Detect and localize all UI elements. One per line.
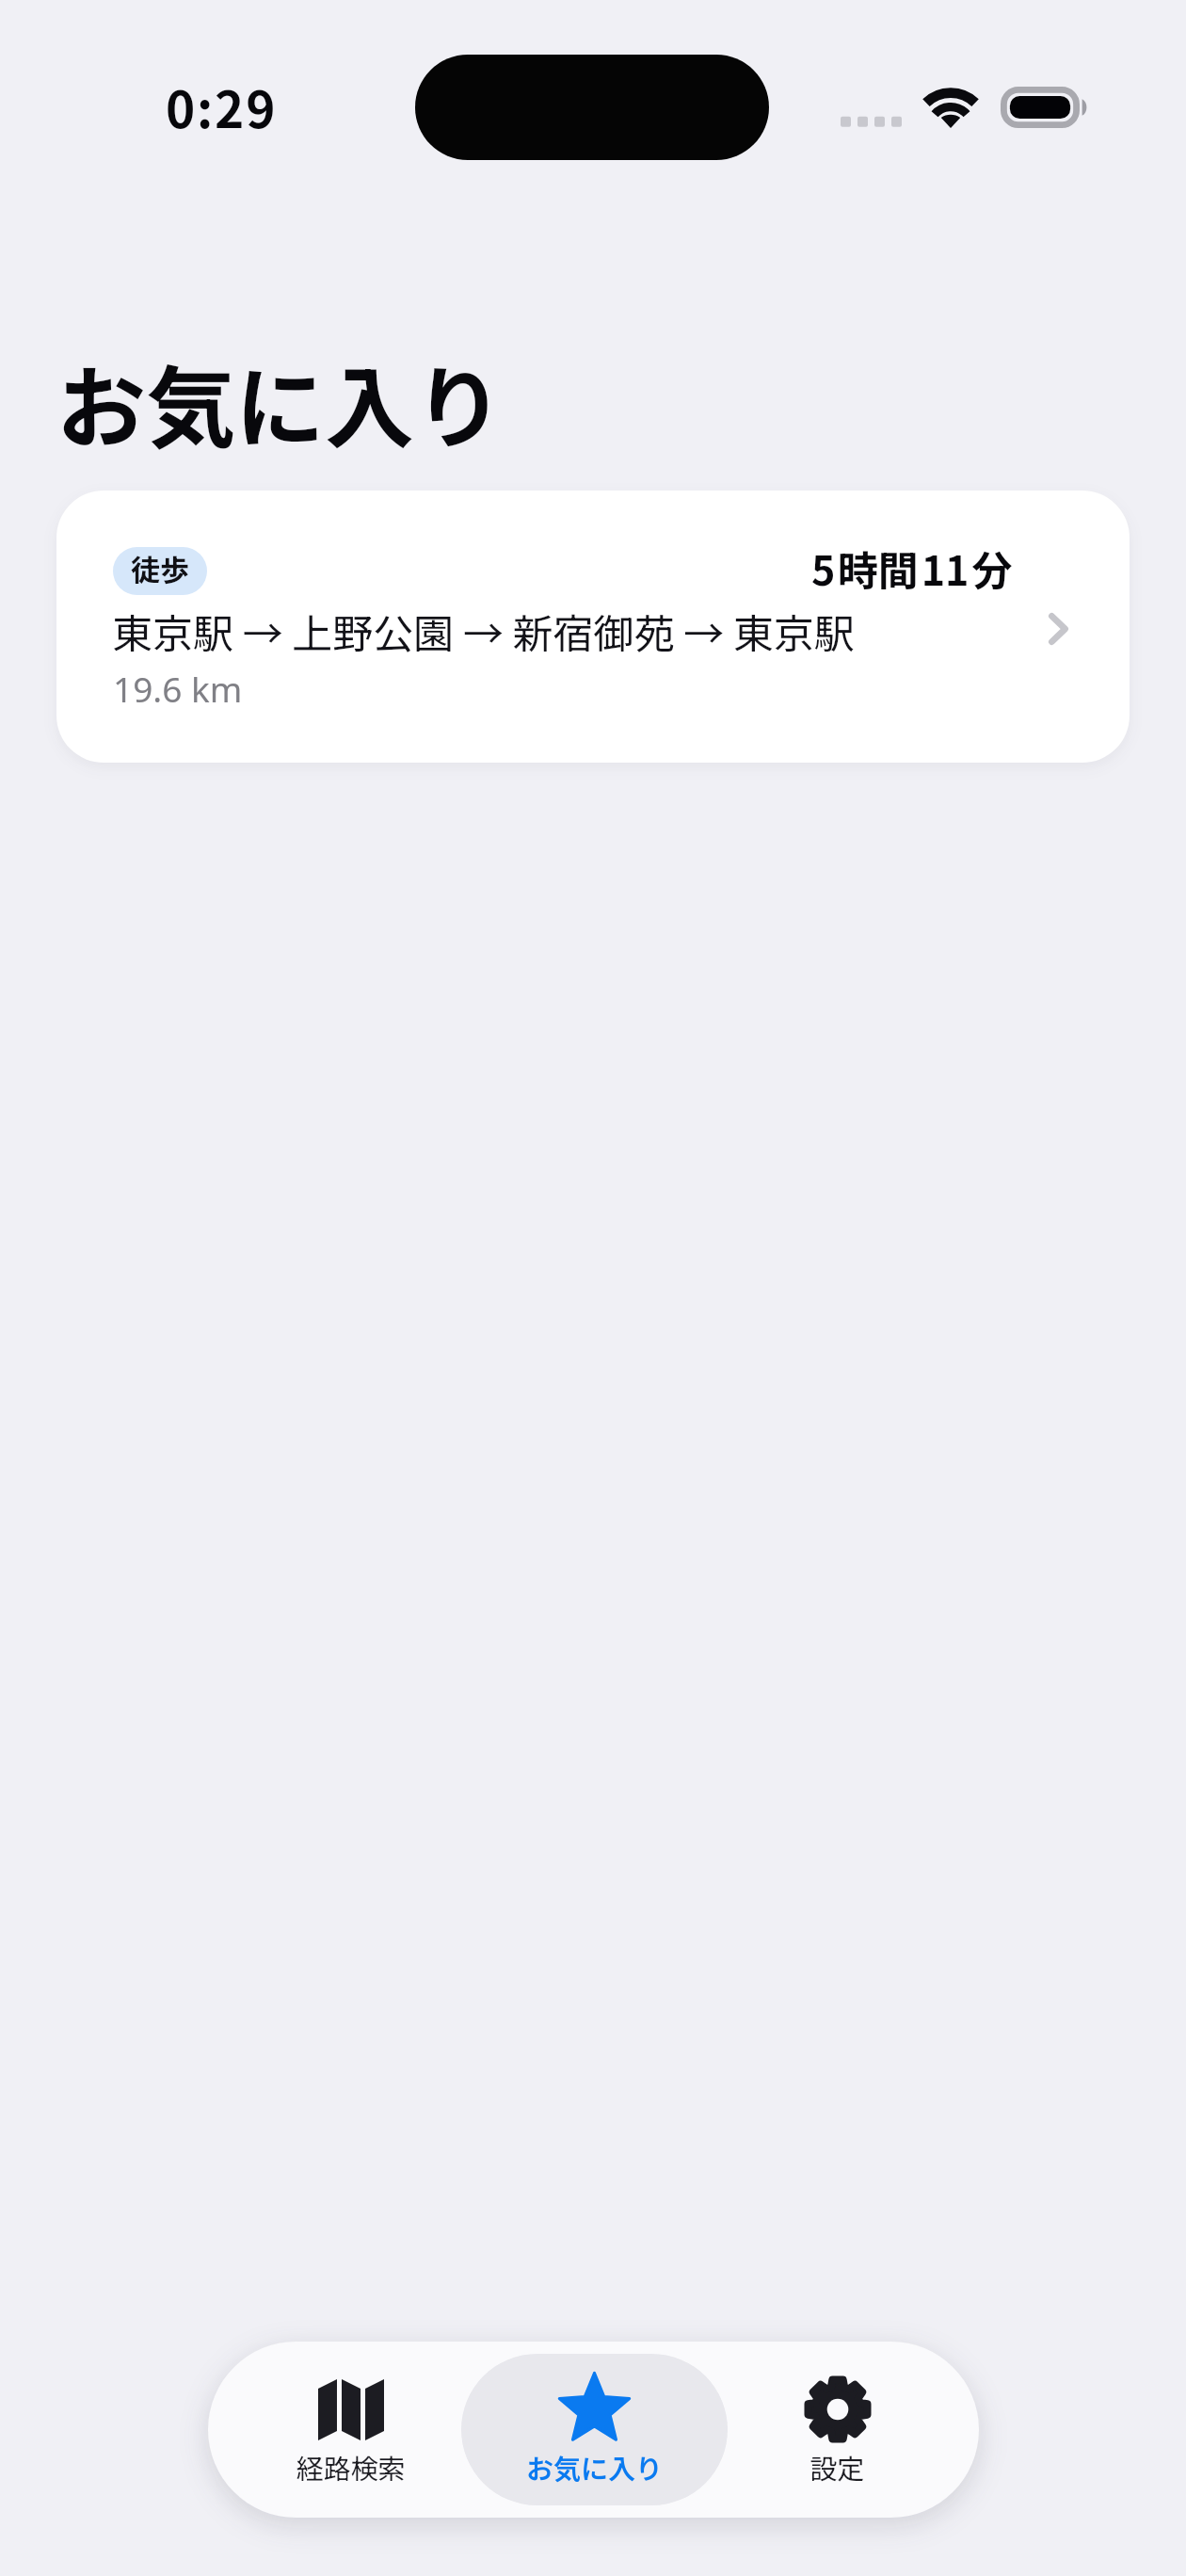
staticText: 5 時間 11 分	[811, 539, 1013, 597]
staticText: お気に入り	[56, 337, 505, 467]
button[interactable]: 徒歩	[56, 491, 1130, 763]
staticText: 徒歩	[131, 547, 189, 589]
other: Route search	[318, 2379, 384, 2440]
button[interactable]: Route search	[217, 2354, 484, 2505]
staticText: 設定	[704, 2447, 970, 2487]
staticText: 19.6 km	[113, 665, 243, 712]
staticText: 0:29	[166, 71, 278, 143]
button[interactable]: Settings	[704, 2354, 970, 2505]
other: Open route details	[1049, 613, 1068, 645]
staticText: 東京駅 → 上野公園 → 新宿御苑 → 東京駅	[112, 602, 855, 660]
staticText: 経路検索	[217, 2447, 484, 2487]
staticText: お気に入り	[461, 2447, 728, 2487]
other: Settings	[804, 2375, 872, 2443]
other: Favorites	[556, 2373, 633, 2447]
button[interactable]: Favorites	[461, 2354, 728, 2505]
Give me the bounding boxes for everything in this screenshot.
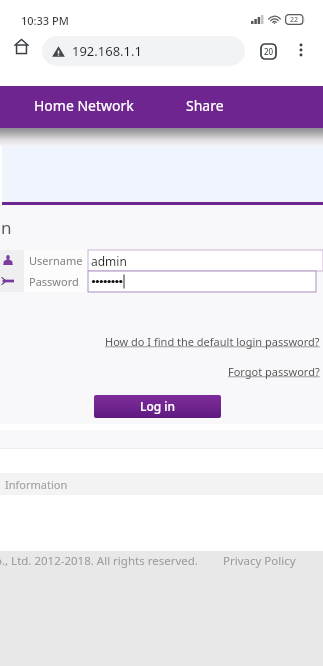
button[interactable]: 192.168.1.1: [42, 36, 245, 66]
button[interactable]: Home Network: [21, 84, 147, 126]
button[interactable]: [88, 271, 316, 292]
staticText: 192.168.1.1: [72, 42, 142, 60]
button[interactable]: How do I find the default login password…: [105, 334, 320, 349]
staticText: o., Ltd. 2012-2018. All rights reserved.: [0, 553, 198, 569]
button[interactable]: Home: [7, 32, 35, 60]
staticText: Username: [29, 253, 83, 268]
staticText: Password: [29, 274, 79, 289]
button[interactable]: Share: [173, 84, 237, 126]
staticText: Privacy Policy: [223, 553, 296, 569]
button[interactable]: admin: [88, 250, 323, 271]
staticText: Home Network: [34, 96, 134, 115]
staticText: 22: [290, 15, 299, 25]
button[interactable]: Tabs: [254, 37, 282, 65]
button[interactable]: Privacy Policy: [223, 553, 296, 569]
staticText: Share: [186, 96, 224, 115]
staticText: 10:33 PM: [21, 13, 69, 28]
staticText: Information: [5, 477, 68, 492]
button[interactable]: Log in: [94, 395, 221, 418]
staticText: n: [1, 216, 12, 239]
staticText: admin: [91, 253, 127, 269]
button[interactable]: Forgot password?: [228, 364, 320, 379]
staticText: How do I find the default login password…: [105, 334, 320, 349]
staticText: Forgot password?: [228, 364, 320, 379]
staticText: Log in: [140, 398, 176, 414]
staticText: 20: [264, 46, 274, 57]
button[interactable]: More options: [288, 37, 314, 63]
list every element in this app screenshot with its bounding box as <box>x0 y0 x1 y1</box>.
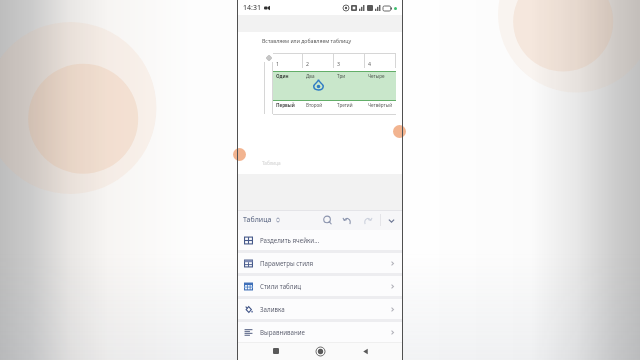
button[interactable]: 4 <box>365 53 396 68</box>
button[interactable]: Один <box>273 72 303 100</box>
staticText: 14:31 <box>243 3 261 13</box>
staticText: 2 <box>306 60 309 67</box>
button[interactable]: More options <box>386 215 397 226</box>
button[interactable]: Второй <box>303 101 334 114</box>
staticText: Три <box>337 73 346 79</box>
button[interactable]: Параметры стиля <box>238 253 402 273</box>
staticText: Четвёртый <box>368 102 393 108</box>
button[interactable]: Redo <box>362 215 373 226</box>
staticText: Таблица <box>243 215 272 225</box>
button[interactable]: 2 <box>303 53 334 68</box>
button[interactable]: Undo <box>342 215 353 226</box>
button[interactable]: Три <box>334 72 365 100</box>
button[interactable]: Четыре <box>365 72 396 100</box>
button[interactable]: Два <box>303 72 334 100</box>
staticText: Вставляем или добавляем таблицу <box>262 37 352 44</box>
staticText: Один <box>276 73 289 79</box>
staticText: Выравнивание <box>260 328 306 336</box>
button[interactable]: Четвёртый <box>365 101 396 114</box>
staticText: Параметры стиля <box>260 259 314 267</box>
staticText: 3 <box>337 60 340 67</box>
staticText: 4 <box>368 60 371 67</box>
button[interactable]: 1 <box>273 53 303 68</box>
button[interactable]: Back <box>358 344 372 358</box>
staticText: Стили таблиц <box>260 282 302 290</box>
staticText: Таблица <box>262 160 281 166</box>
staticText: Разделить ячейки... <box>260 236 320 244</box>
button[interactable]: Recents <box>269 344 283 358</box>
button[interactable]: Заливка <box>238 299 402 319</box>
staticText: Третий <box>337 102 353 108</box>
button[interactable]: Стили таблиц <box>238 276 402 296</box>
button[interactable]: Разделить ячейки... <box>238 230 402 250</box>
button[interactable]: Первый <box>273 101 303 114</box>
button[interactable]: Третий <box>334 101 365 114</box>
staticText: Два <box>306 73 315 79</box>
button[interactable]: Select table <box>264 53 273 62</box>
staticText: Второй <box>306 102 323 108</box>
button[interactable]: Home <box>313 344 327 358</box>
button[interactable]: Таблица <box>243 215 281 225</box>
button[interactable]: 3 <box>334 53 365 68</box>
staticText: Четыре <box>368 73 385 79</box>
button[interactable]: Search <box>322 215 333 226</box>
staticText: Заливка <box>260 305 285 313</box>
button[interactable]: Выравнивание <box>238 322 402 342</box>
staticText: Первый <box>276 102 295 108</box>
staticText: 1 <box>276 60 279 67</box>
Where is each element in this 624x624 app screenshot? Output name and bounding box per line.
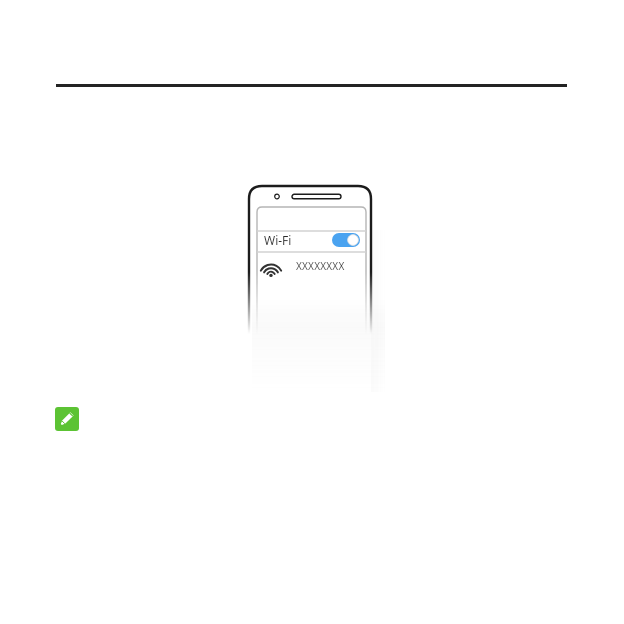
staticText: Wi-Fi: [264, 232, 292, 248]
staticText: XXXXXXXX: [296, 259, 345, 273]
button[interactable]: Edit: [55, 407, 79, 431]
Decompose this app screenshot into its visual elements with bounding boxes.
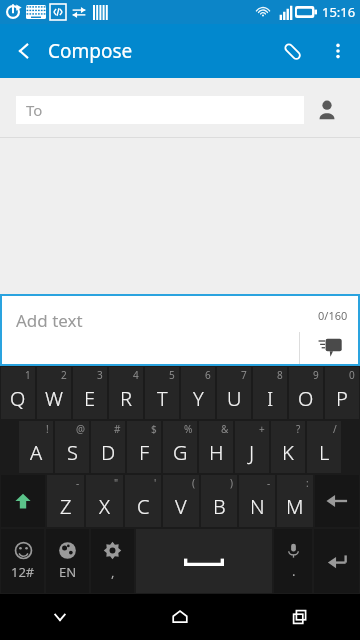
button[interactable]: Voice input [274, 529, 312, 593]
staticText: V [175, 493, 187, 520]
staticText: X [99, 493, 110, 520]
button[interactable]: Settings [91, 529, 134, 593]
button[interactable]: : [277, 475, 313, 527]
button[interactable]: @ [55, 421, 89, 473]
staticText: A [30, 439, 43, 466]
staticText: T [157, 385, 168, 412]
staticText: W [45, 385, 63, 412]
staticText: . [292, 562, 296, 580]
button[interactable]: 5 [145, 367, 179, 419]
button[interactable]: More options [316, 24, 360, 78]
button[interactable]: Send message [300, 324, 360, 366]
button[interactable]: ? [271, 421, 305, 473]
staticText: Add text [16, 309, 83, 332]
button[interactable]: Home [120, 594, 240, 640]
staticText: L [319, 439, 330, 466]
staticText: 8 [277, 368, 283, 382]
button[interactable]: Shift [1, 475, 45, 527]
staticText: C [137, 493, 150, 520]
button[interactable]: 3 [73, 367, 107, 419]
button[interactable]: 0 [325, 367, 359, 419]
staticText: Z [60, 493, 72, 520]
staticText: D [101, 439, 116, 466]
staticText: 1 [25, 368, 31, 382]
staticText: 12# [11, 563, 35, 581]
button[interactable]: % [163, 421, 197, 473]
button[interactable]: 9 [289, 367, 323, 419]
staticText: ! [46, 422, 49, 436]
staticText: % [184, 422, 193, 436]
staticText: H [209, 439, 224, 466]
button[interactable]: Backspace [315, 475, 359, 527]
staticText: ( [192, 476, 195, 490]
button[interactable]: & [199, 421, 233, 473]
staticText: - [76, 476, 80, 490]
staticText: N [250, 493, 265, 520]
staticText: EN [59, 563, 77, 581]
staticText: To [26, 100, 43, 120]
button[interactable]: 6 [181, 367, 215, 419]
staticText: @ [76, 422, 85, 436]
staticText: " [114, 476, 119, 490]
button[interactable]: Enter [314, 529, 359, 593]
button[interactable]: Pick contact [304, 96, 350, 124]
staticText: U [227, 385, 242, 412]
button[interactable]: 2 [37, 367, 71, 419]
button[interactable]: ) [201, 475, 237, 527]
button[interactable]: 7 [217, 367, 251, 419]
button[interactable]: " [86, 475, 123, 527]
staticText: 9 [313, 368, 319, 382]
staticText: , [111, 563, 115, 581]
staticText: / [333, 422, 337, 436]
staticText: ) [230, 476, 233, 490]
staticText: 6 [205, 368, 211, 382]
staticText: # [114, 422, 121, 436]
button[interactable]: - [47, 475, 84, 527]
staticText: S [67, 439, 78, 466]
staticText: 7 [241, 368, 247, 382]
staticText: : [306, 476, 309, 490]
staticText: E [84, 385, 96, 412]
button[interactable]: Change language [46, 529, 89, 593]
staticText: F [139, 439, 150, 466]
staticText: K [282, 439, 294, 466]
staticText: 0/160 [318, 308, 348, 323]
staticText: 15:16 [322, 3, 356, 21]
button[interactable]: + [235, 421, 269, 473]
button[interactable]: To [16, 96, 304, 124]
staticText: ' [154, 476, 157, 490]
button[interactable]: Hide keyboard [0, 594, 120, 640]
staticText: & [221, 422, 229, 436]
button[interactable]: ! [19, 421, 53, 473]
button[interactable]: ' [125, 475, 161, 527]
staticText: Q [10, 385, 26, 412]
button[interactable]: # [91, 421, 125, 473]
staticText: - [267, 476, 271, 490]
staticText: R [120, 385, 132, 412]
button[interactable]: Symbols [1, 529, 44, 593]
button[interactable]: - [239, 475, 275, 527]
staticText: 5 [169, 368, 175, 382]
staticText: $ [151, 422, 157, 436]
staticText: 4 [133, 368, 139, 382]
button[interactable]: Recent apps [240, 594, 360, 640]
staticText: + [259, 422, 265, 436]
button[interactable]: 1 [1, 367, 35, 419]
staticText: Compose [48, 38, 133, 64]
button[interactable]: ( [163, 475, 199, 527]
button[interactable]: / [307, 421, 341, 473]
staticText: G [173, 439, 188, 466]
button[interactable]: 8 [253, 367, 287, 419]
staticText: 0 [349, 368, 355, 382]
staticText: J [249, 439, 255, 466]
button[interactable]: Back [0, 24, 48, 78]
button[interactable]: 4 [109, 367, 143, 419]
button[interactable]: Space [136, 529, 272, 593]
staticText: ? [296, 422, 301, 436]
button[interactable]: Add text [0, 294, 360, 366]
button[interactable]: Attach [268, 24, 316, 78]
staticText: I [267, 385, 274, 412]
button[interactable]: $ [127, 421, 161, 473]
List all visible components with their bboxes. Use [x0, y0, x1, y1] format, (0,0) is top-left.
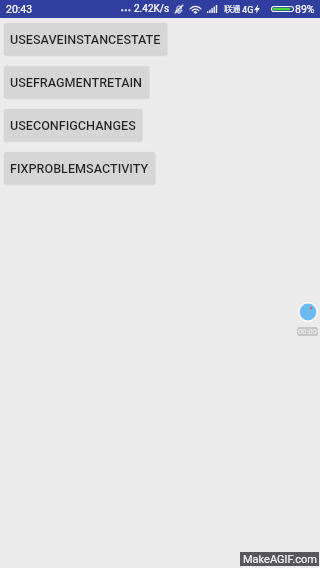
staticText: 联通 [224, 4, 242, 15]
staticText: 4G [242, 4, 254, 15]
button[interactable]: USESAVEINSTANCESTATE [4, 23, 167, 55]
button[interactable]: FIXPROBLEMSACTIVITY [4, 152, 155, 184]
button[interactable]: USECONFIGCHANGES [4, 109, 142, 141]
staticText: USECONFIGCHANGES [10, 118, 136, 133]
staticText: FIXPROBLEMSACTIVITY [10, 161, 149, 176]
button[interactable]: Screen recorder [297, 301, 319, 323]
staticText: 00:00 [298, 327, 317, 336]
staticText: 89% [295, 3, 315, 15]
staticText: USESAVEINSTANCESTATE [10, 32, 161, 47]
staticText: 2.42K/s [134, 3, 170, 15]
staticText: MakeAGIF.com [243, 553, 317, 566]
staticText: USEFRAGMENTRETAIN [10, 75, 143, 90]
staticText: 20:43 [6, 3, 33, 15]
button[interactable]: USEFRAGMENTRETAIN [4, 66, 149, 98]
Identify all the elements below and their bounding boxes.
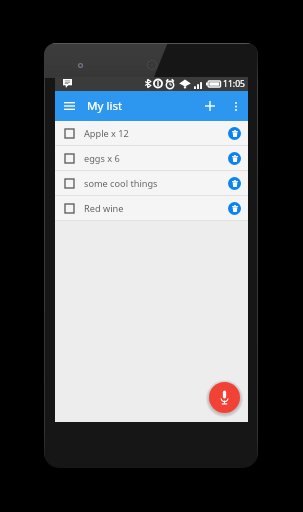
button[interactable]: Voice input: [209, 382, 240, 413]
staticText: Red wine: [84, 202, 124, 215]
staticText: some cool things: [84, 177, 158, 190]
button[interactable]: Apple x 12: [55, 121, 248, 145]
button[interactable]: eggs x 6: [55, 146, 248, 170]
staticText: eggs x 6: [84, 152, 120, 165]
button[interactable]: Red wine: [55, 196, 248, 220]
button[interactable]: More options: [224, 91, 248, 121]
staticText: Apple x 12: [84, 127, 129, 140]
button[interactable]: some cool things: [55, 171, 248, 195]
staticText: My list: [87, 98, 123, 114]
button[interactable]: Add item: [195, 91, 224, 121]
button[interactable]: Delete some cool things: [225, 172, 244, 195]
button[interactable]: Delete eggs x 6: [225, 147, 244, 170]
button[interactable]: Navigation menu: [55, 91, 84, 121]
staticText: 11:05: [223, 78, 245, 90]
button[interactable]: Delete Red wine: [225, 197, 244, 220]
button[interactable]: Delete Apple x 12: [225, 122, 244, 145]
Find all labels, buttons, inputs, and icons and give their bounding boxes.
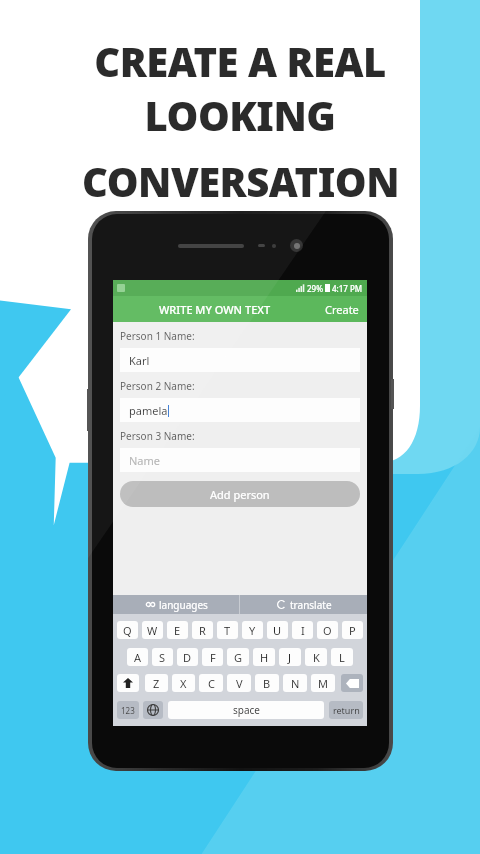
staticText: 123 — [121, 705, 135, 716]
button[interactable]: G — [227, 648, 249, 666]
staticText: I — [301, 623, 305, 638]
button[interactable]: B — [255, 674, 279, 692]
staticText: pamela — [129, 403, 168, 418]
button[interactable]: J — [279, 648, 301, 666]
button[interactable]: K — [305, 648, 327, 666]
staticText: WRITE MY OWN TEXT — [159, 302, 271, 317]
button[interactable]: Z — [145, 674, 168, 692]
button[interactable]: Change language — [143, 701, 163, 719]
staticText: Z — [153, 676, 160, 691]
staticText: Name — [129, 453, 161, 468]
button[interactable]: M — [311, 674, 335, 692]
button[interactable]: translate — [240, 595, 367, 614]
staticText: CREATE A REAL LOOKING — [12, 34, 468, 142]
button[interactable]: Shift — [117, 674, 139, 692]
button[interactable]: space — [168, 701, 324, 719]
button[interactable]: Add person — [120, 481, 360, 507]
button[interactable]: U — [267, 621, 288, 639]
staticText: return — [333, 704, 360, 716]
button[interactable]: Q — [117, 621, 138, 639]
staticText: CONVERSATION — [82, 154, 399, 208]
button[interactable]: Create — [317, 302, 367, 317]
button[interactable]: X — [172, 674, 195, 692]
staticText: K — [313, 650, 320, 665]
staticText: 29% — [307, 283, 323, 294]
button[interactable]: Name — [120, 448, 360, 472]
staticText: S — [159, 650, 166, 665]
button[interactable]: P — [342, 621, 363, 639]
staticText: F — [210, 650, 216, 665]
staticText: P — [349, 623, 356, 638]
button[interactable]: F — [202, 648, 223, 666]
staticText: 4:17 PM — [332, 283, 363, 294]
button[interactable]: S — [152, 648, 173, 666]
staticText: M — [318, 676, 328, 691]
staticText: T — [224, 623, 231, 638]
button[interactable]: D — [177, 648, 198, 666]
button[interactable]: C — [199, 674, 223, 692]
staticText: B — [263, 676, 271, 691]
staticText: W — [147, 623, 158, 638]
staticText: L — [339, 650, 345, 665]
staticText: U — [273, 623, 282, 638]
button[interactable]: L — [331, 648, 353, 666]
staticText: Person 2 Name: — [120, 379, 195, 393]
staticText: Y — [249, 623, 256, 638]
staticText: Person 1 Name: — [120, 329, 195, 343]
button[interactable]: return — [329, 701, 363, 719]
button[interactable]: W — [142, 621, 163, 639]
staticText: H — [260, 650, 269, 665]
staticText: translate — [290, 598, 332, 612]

━━━━━━

--- What you have to do ---
Set out the entries as a JSON list of strings, one string per line with blank lines omitted, starting with the first line of the entries and going on through the line that contains "Give me the". Leave the pictures out of the answer.

--- Task result ---
[
  "Detect and localize all UI elements. One per line.",
  "staticText: 5 時間 11 分\t[811, 539, 1013, 597]",
  "staticText: お気に入り\t[56, 337, 505, 467]",
  "button[interactable]: 徒歩\t[56, 491, 1130, 763]",
  "staticText: 徒歩\t[131, 547, 189, 589]",
  "other: Route search\t[318, 2379, 384, 2440]",
  "button[interactable]: Route search\t[217, 2354, 484, 2505]",
  "staticText: 設定\t[704, 2447, 970, 2487]",
  "staticText: 19.6 km\t[113, 665, 243, 712]",
  "staticText: 0:29\t[166, 71, 278, 143]",
  "button[interactable]: Settings\t[704, 2354, 970, 2505]",
  "other: Open route details\t[1049, 613, 1068, 645]",
  "staticText: 東京駅 → 上野公園 → 新宿御苑 → 東京駅\t[112, 602, 855, 660]",
  "staticText: 経路検索\t[217, 2447, 484, 2487]",
  "staticText: お気に入り\t[461, 2447, 728, 2487]",
  "other: Settings\t[804, 2375, 872, 2443]",
  "other: Favorites\t[556, 2373, 633, 2447]",
  "button[interactable]: Favorites\t[461, 2354, 728, 2505]",
  "Give me the bounding boxes for everything in this screenshot."
]